● TO BE DONE:
Repeat every record below exactly, omitting any pictures.

● RECORDS PROVIDED:

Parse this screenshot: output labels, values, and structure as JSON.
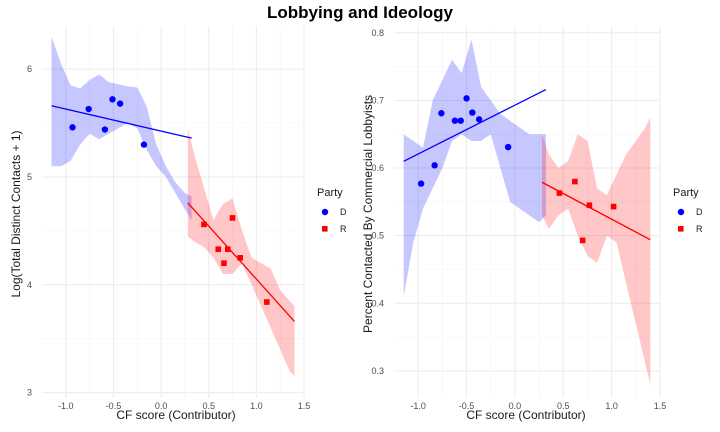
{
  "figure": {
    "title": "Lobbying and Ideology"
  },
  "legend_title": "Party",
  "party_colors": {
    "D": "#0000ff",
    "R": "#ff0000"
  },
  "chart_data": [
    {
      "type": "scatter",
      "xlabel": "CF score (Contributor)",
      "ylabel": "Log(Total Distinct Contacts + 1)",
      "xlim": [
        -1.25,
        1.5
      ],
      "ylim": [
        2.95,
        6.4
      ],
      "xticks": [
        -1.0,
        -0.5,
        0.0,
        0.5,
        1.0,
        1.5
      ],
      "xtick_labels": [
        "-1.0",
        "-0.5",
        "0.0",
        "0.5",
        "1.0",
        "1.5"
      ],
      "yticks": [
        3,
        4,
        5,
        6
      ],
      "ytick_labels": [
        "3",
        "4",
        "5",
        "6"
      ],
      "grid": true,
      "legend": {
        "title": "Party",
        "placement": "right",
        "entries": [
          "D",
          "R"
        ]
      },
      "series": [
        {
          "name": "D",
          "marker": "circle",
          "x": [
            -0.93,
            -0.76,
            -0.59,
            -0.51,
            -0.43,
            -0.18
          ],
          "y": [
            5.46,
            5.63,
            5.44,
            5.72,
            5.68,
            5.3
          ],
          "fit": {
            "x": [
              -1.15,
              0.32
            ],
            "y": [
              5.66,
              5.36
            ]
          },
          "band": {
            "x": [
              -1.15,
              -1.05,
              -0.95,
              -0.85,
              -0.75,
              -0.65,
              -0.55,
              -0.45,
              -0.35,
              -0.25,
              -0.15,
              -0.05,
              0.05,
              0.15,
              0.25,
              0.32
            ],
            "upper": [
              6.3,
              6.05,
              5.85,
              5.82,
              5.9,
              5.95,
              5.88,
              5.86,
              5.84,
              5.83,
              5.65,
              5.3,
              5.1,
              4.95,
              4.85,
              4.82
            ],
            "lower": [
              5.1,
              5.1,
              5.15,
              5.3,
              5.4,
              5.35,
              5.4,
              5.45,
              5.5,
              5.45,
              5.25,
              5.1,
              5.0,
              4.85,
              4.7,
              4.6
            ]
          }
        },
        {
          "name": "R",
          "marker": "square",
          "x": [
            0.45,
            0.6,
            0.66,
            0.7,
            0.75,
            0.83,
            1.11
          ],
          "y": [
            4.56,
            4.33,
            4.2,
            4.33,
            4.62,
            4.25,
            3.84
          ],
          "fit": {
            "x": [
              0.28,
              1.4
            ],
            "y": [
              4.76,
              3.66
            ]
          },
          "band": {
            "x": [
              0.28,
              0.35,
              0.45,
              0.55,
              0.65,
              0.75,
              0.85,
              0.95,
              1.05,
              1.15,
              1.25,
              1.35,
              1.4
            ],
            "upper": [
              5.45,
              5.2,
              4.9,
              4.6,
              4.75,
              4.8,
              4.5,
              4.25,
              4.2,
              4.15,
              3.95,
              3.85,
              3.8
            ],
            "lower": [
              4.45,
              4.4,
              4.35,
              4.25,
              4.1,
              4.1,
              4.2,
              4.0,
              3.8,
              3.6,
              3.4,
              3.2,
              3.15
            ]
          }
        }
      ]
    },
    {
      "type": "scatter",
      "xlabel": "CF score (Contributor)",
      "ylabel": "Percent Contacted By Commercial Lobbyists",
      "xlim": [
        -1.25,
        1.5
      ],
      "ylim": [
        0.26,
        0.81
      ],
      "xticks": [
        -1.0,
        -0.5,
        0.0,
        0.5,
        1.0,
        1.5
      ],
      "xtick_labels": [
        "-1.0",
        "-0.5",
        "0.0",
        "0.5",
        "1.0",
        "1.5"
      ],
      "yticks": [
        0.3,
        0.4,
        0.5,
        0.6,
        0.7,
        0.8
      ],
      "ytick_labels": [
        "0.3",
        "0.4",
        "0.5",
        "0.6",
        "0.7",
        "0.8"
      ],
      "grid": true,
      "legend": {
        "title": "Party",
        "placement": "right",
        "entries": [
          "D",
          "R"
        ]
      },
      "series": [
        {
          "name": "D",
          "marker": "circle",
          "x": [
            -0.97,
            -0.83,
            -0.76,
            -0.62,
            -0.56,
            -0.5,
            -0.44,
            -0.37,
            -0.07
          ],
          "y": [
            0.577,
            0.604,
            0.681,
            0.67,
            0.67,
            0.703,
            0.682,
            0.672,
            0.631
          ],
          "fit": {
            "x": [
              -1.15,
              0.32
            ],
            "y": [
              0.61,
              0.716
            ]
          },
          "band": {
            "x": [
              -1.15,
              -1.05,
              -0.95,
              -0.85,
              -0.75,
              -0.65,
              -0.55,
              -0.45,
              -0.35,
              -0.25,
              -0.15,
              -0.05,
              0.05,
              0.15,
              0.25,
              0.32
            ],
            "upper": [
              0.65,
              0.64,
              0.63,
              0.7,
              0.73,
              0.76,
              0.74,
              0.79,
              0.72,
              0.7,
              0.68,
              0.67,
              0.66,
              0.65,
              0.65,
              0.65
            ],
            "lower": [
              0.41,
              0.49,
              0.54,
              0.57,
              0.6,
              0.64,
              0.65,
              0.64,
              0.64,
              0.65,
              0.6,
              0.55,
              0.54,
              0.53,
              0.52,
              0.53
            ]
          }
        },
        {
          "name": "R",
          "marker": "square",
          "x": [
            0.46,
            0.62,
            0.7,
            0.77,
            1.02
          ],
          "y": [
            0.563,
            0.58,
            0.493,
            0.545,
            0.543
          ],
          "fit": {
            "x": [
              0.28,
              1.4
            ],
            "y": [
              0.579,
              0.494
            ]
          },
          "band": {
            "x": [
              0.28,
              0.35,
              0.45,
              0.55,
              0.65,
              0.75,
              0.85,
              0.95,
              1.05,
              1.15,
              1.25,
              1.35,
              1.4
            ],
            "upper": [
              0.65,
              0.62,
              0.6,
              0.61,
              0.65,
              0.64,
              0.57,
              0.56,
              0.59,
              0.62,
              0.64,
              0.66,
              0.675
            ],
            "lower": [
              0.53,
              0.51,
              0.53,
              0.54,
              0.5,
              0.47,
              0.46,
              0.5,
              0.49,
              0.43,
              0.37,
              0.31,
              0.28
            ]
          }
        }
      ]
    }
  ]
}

● RESULT:
Parse this screenshot: output labels, values, and structure as JSON.
{
  "figure": {
    "title": "Lobbying and Ideology"
  },
  "legend_title": "Party",
  "party_colors": {
    "D": "#0000ff",
    "R": "#ff0000"
  },
  "chart_data": [
    {
      "type": "scatter",
      "xlabel": "CF score (Contributor)",
      "ylabel": "Log(Total Distinct Contacts + 1)",
      "xlim": [
        -1.25,
        1.5
      ],
      "ylim": [
        2.95,
        6.4
      ],
      "xticks": [
        -1.0,
        -0.5,
        0.0,
        0.5,
        1.0,
        1.5
      ],
      "xtick_labels": [
        "-1.0",
        "-0.5",
        "0.0",
        "0.5",
        "1.0",
        "1.5"
      ],
      "yticks": [
        3,
        4,
        5,
        6
      ],
      "ytick_labels": [
        "3",
        "4",
        "5",
        "6"
      ],
      "grid": true,
      "legend": {
        "title": "Party",
        "placement": "right",
        "entries": [
          "D",
          "R"
        ]
      },
      "series": [
        {
          "name": "D",
          "marker": "circle",
          "x": [
            -0.93,
            -0.76,
            -0.59,
            -0.51,
            -0.43,
            -0.18
          ],
          "y": [
            5.46,
            5.63,
            5.44,
            5.72,
            5.68,
            5.3
          ],
          "fit": {
            "x": [
              -1.15,
              0.32
            ],
            "y": [
              5.66,
              5.36
            ]
          },
          "band": {
            "x": [
              -1.15,
              -1.05,
              -0.95,
              -0.85,
              -0.75,
              -0.65,
              -0.55,
              -0.45,
              -0.35,
              -0.25,
              -0.15,
              -0.05,
              0.05,
              0.15,
              0.25,
              0.32
            ],
            "upper": [
              6.3,
              6.05,
              5.85,
              5.82,
              5.9,
              5.95,
              5.88,
              5.86,
              5.84,
              5.83,
              5.65,
              5.3,
              5.1,
              4.95,
              4.85,
              4.82
            ],
            "lower": [
              5.1,
              5.1,
              5.15,
              5.3,
              5.4,
              5.35,
              5.4,
              5.45,
              5.5,
              5.45,
              5.25,
              5.1,
              5.0,
              4.85,
              4.7,
              4.6
            ]
          }
        },
        {
          "name": "R",
          "marker": "square",
          "x": [
            0.45,
            0.6,
            0.66,
            0.7,
            0.75,
            0.83,
            1.11
          ],
          "y": [
            4.56,
            4.33,
            4.2,
            4.33,
            4.62,
            4.25,
            3.84
          ],
          "fit": {
            "x": [
              0.28,
              1.4
            ],
            "y": [
              4.76,
              3.66
            ]
          },
          "band": {
            "x": [
              0.28,
              0.35,
              0.45,
              0.55,
              0.65,
              0.75,
              0.85,
              0.95,
              1.05,
              1.15,
              1.25,
              1.35,
              1.4
            ],
            "upper": [
              5.45,
              5.2,
              4.9,
              4.6,
              4.75,
              4.8,
              4.5,
              4.25,
              4.2,
              4.15,
              3.95,
              3.85,
              3.8
            ],
            "lower": [
              4.45,
              4.4,
              4.35,
              4.25,
              4.1,
              4.1,
              4.2,
              4.0,
              3.8,
              3.6,
              3.4,
              3.2,
              3.15
            ]
          }
        }
      ]
    },
    {
      "type": "scatter",
      "xlabel": "CF score (Contributor)",
      "ylabel": "Percent Contacted By Commercial Lobbyists",
      "xlim": [
        -1.25,
        1.5
      ],
      "ylim": [
        0.26,
        0.81
      ],
      "xticks": [
        -1.0,
        -0.5,
        0.0,
        0.5,
        1.0,
        1.5
      ],
      "xtick_labels": [
        "-1.0",
        "-0.5",
        "0.0",
        "0.5",
        "1.0",
        "1.5"
      ],
      "yticks": [
        0.3,
        0.4,
        0.5,
        0.6,
        0.7,
        0.8
      ],
      "ytick_labels": [
        "0.3",
        "0.4",
        "0.5",
        "0.6",
        "0.7",
        "0.8"
      ],
      "grid": true,
      "legend": {
        "title": "Party",
        "placement": "right",
        "entries": [
          "D",
          "R"
        ]
      },
      "series": [
        {
          "name": "D",
          "marker": "circle",
          "x": [
            -0.97,
            -0.83,
            -0.76,
            -0.62,
            -0.56,
            -0.5,
            -0.44,
            -0.37,
            -0.07
          ],
          "y": [
            0.577,
            0.604,
            0.681,
            0.67,
            0.67,
            0.703,
            0.682,
            0.672,
            0.631
          ],
          "fit": {
            "x": [
              -1.15,
              0.32
            ],
            "y": [
              0.61,
              0.716
            ]
          },
          "band": {
            "x": [
              -1.15,
              -1.05,
              -0.95,
              -0.85,
              -0.75,
              -0.65,
              -0.55,
              -0.45,
              -0.35,
              -0.25,
              -0.15,
              -0.05,
              0.05,
              0.15,
              0.25,
              0.32
            ],
            "upper": [
              0.65,
              0.64,
              0.63,
              0.7,
              0.73,
              0.76,
              0.74,
              0.79,
              0.72,
              0.7,
              0.68,
              0.67,
              0.66,
              0.65,
              0.65,
              0.65
            ],
            "lower": [
              0.41,
              0.49,
              0.54,
              0.57,
              0.6,
              0.64,
              0.65,
              0.64,
              0.64,
              0.65,
              0.6,
              0.55,
              0.54,
              0.53,
              0.52,
              0.53
            ]
          }
        },
        {
          "name": "R",
          "marker": "square",
          "x": [
            0.46,
            0.62,
            0.7,
            0.77,
            1.02
          ],
          "y": [
            0.563,
            0.58,
            0.493,
            0.545,
            0.543
          ],
          "fit": {
            "x": [
              0.28,
              1.4
            ],
            "y": [
              0.579,
              0.494
            ]
          },
          "band": {
            "x": [
              0.28,
              0.35,
              0.45,
              0.55,
              0.65,
              0.75,
              0.85,
              0.95,
              1.05,
              1.15,
              1.25,
              1.35,
              1.4
            ],
            "upper": [
              0.65,
              0.62,
              0.6,
              0.61,
              0.65,
              0.64,
              0.57,
              0.56,
              0.59,
              0.62,
              0.64,
              0.66,
              0.675
            ],
            "lower": [
              0.53,
              0.51,
              0.53,
              0.54,
              0.5,
              0.47,
              0.46,
              0.5,
              0.49,
              0.43,
              0.37,
              0.31,
              0.28
            ]
          }
        }
      ]
    }
  ]
}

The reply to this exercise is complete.